EXERCISE PROMPT: Where a line of the material contains the string "Property", copy that line.

[Dataset rows]

· · · ·

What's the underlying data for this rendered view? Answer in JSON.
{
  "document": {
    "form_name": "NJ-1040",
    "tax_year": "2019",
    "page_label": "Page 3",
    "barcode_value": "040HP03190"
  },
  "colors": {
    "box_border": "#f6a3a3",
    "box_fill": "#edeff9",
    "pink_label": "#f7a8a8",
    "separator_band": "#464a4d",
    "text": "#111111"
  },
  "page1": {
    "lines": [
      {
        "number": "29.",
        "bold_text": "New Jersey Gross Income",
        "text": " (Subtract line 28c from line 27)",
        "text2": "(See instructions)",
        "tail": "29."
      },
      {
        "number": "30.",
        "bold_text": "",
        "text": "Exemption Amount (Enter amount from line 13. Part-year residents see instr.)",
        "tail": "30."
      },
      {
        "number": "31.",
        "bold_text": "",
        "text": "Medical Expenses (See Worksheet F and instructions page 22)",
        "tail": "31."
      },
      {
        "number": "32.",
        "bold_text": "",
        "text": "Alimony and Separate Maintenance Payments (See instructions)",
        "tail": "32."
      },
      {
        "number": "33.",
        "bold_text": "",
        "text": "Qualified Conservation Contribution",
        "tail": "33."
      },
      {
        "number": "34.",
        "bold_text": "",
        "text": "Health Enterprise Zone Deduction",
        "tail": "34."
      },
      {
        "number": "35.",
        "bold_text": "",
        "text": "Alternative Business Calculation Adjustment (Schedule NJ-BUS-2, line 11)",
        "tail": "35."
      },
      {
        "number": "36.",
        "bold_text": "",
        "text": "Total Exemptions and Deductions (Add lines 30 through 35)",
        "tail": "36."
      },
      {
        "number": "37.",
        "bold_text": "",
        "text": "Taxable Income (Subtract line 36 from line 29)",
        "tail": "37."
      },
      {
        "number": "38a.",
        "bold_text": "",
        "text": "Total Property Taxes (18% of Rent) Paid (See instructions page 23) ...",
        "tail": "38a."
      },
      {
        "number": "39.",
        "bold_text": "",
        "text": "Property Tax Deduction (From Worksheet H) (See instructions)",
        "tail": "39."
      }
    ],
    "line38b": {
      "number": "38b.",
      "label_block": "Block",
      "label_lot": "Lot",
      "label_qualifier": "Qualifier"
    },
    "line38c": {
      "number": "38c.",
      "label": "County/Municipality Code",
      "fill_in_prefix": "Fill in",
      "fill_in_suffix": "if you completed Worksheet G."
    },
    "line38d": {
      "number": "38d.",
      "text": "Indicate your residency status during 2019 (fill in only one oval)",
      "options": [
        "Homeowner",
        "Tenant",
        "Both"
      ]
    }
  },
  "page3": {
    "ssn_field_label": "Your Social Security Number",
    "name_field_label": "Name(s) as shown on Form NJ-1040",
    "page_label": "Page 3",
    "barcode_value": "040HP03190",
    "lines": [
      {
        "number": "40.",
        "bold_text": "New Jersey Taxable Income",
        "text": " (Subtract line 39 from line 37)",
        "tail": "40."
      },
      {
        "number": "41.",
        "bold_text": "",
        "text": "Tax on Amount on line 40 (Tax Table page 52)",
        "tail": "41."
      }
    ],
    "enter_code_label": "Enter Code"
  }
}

· · · ·

ANSWER IN FULL:
        "text": "Total Property Taxes (18% of Rent) Paid (See instructions page 23) ...",
        "text": "Property Tax Deduction (From Worksheet H) (See instructions)",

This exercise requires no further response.